(Instructions to follow)
Copy out only the lines running from the one that contains "OCR this image." through the end of the listing. Pictures stay out.

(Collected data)
◆ ◆ ◆

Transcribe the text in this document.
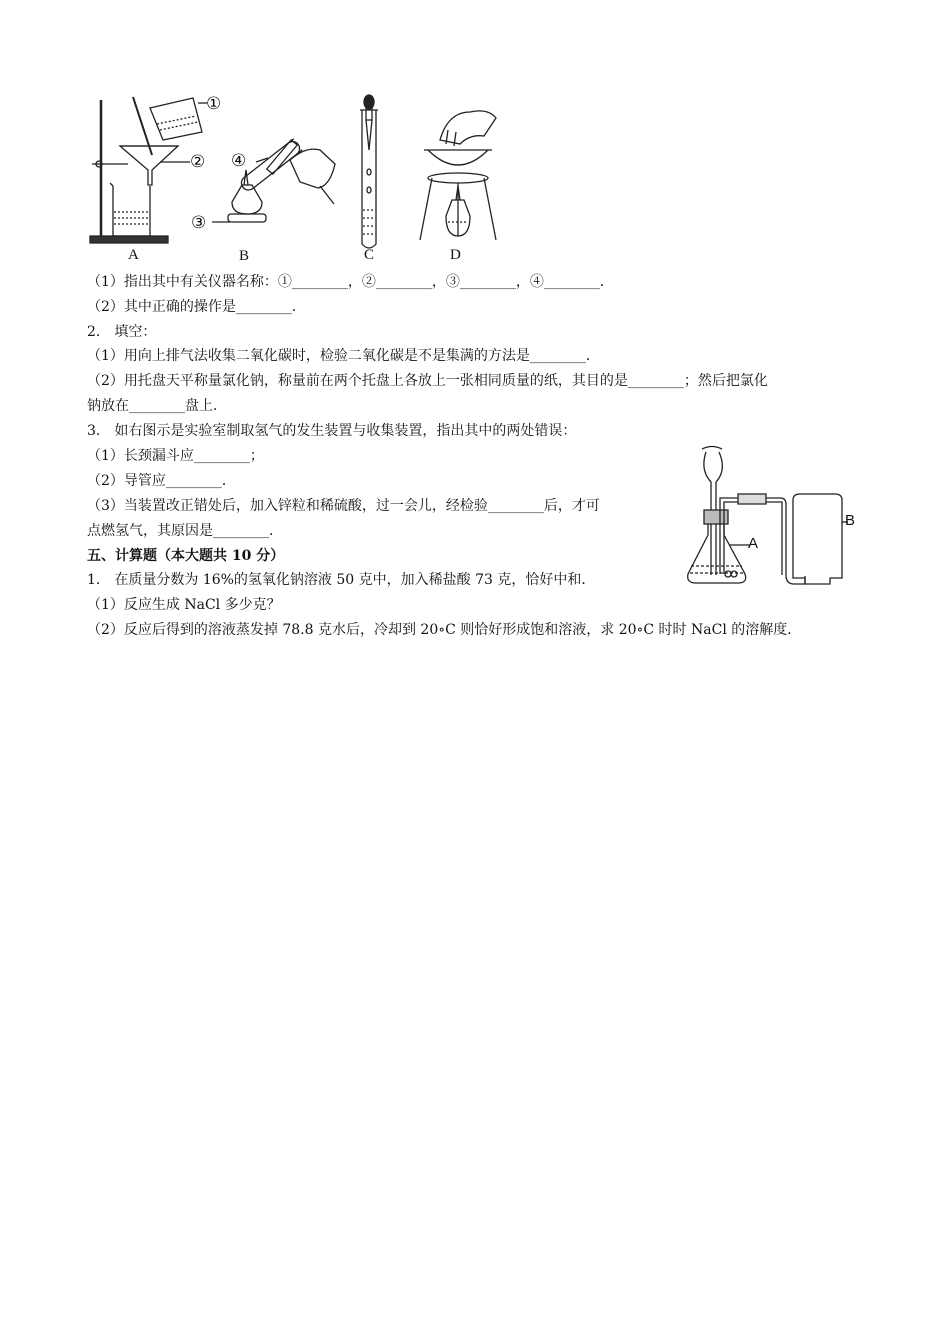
A	B	C	D
①
②
③
④
（1）指出其中有关仪器名称：①________，②________，③________，④________．
（2）其中正确的操作是________．
2.　填空：
（1）用向上排气法收集二氧化碳时，检验二氧化碳是不是集满的方法是________．
（2）用托盘天平称量氯化钠，称量前在两个托盘上各放上一张相同质量的纸，其目的是________；然后把氯化
钠放在________盘上．
3.　如右图示是实验室制取氢气的发生装置与收集装置，指出其中的两处错误：
（1）长颈漏斗应________；
（2）导管应________．
（3）当装置改正错处后，加入锌粒和稀硫酸，过一会儿，经检验________后，才可
点燃氢气，其原因是________．
A
B
五、计算题（本大题共 10 分）
1.　在质量分数为 16%的氢氧化钠溶液 50 克中，加入稀盐酸 73 克，恰好中和．
（1）反应生成 NaCl 多少克？
（2）反应后得到的溶液蒸发掉 78.8 克水后，冷却到 20∘C 则恰好形成饱和溶液，求 20∘C 时时 NaCl 的溶解度．
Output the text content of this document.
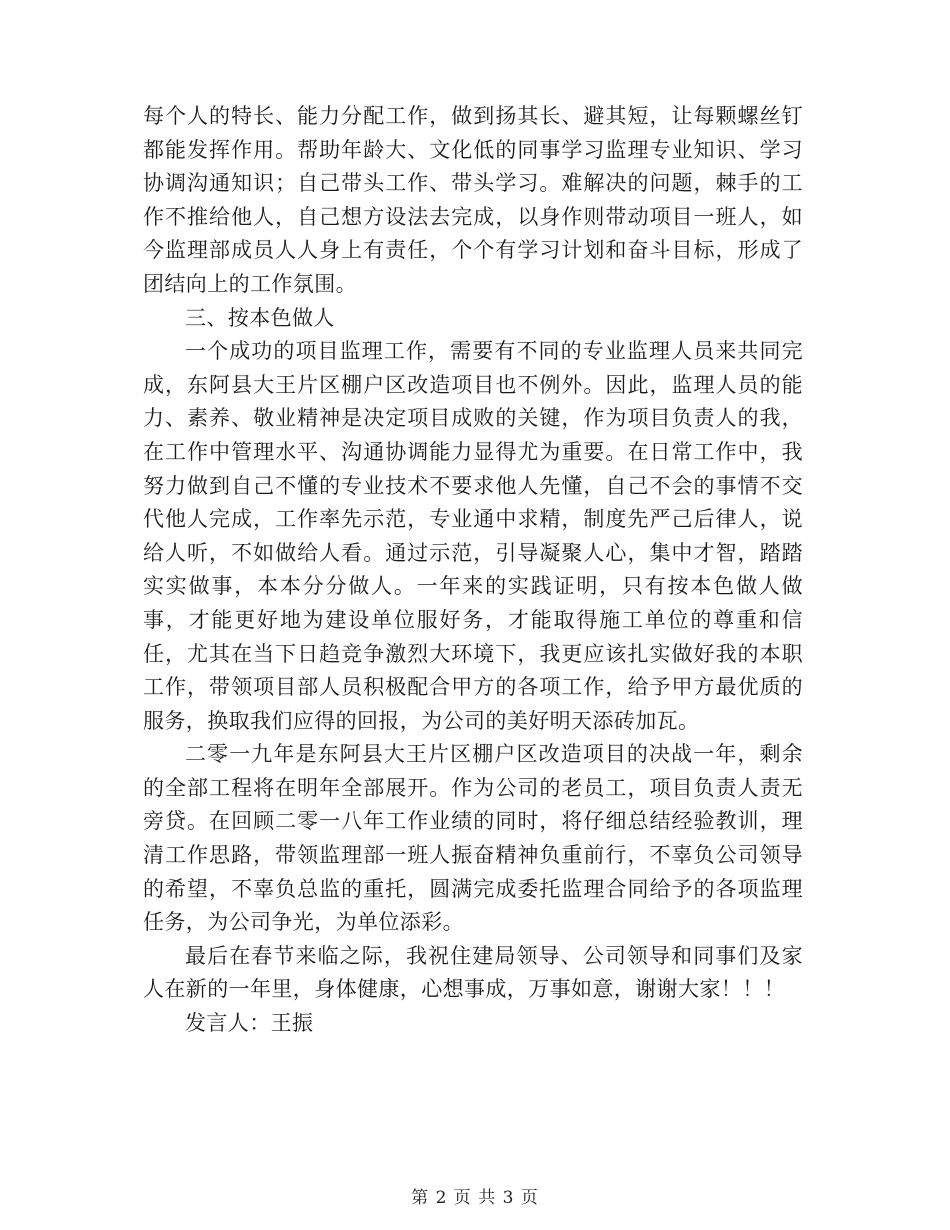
每个人的特长、能力分配工作，做到扬其长、避其短，让每颗螺丝钉都能发挥作用。帮助年龄大、文化低的同事学习监理专业知识、学习协调沟通知识；自己带头工作、带头学习。难解决的问题，棘手的工作不推给他人，自己想方设法去完成，以身作则带动项目一班人，如今监理部成员人人身上有责任，个个有学习计划和奋斗目标，形成了团结向上的工作氛围。

三、按本色做人

一个成功的项目监理工作，需要有不同的专业监理人员来共同完成，东阿县大王片区棚户区改造项目也不例外。因此，监理人员的能力、素养、敬业精神是决定项目成败的关键，作为项目负责人的我，在工作中管理水平、沟通协调能力显得尤为重要。在日常工作中，我努力做到自己不懂的专业技术不要求他人先懂，自己不会的事情不交代他人完成，工作率先示范，专业通中求精，制度先严己后律人，说给人听，不如做给人看。通过示范，引导凝聚人心，集中才智，踏踏实实做事，本本分分做人。一年来的实践证明，只有按本色做人做事，才能更好地为建设单位服好务，才能取得施工单位的尊重和信任，尤其在当下日趋竞争激烈大环境下，我更应该扎实做好我的本职工作，带领项目部人员积极配合甲方的各项工作，给予甲方最优质的服务，换取我们应得的回报，为公司的美好明天添砖加瓦。

二零一九年是东阿县大王片区棚户区改造项目的决战一年，剩余的全部工程将在明年全部展开。作为公司的老员工，项目负责人责无旁贷。在回顾二零一八年工作业绩的同时，将仔细总结经验教训，理清工作思路，带领监理部一班人振奋精神负重前行，不辜负公司领导的希望，不辜负总监的重托，圆满完成委托监理合同给予的各项监理任务，为公司争光，为单位添彩。

最后在春节来临之际，我祝住建局领导、公司领导和同事们及家人在新的一年里，身体健康，心想事成，万事如意，谢谢大家！！！

发言人：王振

第 2 页 共 3 页
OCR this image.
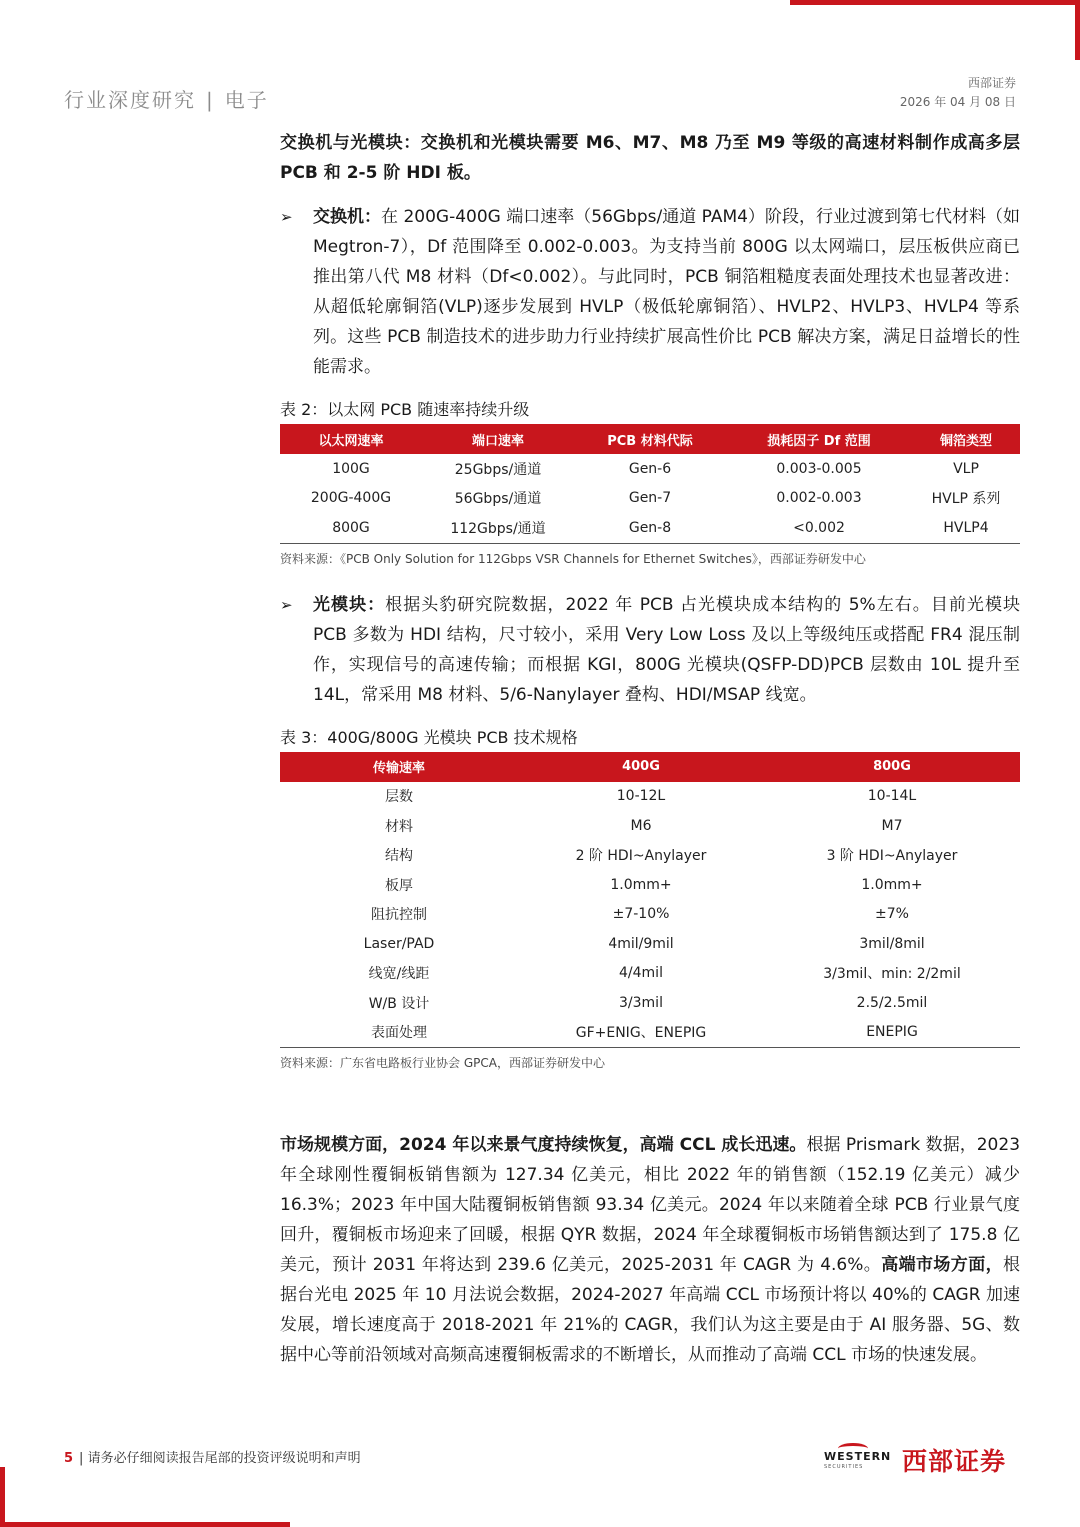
行业深度研究 | 电子
西部证券
2026 年 04 月 08 日

交换机与光模块：交换机和光模块需要 M6、M7、M8 乃至 M9 等级的高速材料制作成高多层 PCB 和 2-5 阶 HDI 板。

➢ 交换机：在 200G-400G 端口速率（56Gbps/通道 PAM4）阶段，行业过渡到第七代材料（如 Megtron-7），Df 范围降至 0.002-0.003。为支持当前 800G 以太网端口，层压板供应商已推出第八代 M8 材料（Df<0.002）。与此同时，PCB 铜箔粗糙度表面处理技术也显著改进：从超低轮廓铜箔(VLP)逐步发展到 HVLP（极低轮廓铜箔）、HVLP2、HVLP3、HVLP4 等系列。这些 PCB 制造技术的进步助力行业持续扩展高性价比 PCB 解决方案，满足日益增长的性能需求。

表 2：以太网 PCB 随速率持续升级

以太网速率	端口速率	PCB 材料代际	损耗因子 Df 范围	铜箔类型
100G	25Gbps/通道	Gen-6	0.003-0.005	VLP
200G-400G	56Gbps/通道	Gen-7	0.002-0.003	HVLP 系列
800G	112Gbps/通道	Gen-8	<0.002	HVLP4

资料来源：《PCB Only Solution for 112Gbps VSR Channels for Ethernet Switches》，西部证券研发中心

➢ 光模块：根据头豹研究院数据，2022 年 PCB 占光模块成本结构的 5%左右。目前光模块 PCB 多数为 HDI 结构，尺寸较小，采用 Very Low Loss 及以上等级纯压或搭配 FR4 混压制作，实现信号的高速传输；而根据 KGI，800G 光模块(QSFP-DD)PCB 层数由 10L 提升至 14L，常采用 M8 材料、5/6-Nanylayer 叠构、HDI/MSAP 线宽。

表 3：400G/800G 光模块 PCB 技术规格

传输速率	400G	800G
层数	10-12L	10-14L
材料	M6	M7
结构	2 阶 HDI~Anylayer	3 阶 HDI~Anylayer
板厚	1.0mm+	1.0mm+
阻抗控制	±7-10%	±7%
Laser/PAD	4mil/9mil	3mil/8mil
线宽/线距	4/4mil	3/3mil、min: 2/2mil
W/B 设计	3/3mil	2.5/2.5mil
表面处理	GF+ENIG、ENEPIG	ENEPIG

资料来源：广东省电路板行业协会 GPCA，西部证券研发中心

市场规模方面，2024 年以来景气度持续恢复，高端 CCL 成长迅速。根据 Prismark 数据，2023 年全球刚性覆铜板销售额为 127.34 亿美元，相比 2022 年的销售额（152.19 亿美元）减少 16.3%；2023 年中国大陆覆铜板销售额 93.34 亿美元。2024 年以来随着全球 PCB 行业景气度回升，覆铜板市场迎来了回暖，根据 QYR 数据，2024 年全球覆铜板市场销售额达到了 175.8 亿美元，预计 2031 年将达到 239.6 亿美元，2025-2031 年 CAGR 为 4.6%。高端市场方面，根据台光电 2025 年 10 月法说会数据，2024-2027 年高端 CCL 市场预计将以 40%的 CAGR 加速发展，增长速度高于 2018-2021 年 21%的 CAGR，我们认为这主要是由于 AI 服务器、5G、数据中心等前沿领域对高频高速覆铜板需求的不断增长，从而推动了高端 CCL 市场的快速发展。

5 | 请务必仔细阅读报告尾部的投资评级说明和声明	WESTERN
SECURITIES 西部证券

◆ ◆ ◆

(In response)
OCR this image.
行业深度研究 | 电子
西部证券
2026 年 04 月 08 日

交换机与光模块：交换机和光模块需要 M6、M7、M8 乃至 M9 等级的高速材料制作成高多层 PCB 和 2-5 阶 HDI 板。

➢ 交换机：在 200G-400G 端口速率（56Gbps/通道 PAM4）阶段，行业过渡到第七代材料（如 Megtron-7），Df 范围降至 0.002-0.003。为支持当前 800G 以太网端口，层压板供应商已推出第八代 M8 材料（Df<0.002）。与此同时，PCB 铜箔粗糙度表面处理技术也显著改进：从超低轮廓铜箔(VLP)逐步发展到 HVLP（极低轮廓铜箔）、HVLP2、HVLP3、HVLP4 等系列。这些 PCB 制造技术的进步助力行业持续扩展高性价比 PCB 解决方案，满足日益增长的性能需求。

表 2：以太网 PCB 随速率持续升级

以太网速率	端口速率	PCB 材料代际	损耗因子 Df 范围	铜箔类型
100G	25Gbps/通道	Gen-6	0.003-0.005	VLP
200G-400G	56Gbps/通道	Gen-7	0.002-0.003	HVLP 系列
800G	112Gbps/通道	Gen-8	<0.002	HVLP4

资料来源：《PCB Only Solution for 112Gbps VSR Channels for Ethernet Switches》，西部证券研发中心

➢ 光模块：根据头豹研究院数据，2022 年 PCB 占光模块成本结构的 5%左右。目前光模块 PCB 多数为 HDI 结构，尺寸较小，采用 Very Low Loss 及以上等级纯压或搭配 FR4 混压制作，实现信号的高速传输；而根据 KGI，800G 光模块(QSFP-DD)PCB 层数由 10L 提升至 14L，常采用 M8 材料、5/6-Nanylayer 叠构、HDI/MSAP 线宽。

表 3：400G/800G 光模块 PCB 技术规格

传输速率	400G	800G
层数	10-12L	10-14L
材料	M6	M7
结构	2 阶 HDI~Anylayer	3 阶 HDI~Anylayer
板厚	1.0mm+	1.0mm+
阻抗控制	±7-10%	±7%
Laser/PAD	4mil/9mil	3mil/8mil
线宽/线距	4/4mil	3/3mil、min: 2/2mil
W/B 设计	3/3mil	2.5/2.5mil
表面处理	GF+ENIG、ENEPIG	ENEPIG

资料来源：广东省电路板行业协会 GPCA，西部证券研发中心

市场规模方面，2024 年以来景气度持续恢复，高端 CCL 成长迅速。根据 Prismark 数据，2023 年全球刚性覆铜板销售额为 127.34 亿美元，相比 2022 年的销售额（152.19 亿美元）减少 16.3%；2023 年中国大陆覆铜板销售额 93.34 亿美元。2024 年以来随着全球 PCB 行业景气度回升，覆铜板市场迎来了回暖，根据 QYR 数据，2024 年全球覆铜板市场销售额达到了 175.8 亿美元，预计 2031 年将达到 239.6 亿美元，2025-2031 年 CAGR 为 4.6%。高端市场方面，根据台光电 2025 年 10 月法说会数据，2024-2027 年高端 CCL 市场预计将以 40%的 CAGR 加速发展，增长速度高于 2018-2021 年 21%的 CAGR，我们认为这主要是由于 AI 服务器、5G、数据中心等前沿领域对高频高速覆铜板需求的不断增长，从而推动了高端 CCL 市场的快速发展。

5 | 请务必仔细阅读报告尾部的投资评级说明和声明	WESTERN
SECURITIES 西部证券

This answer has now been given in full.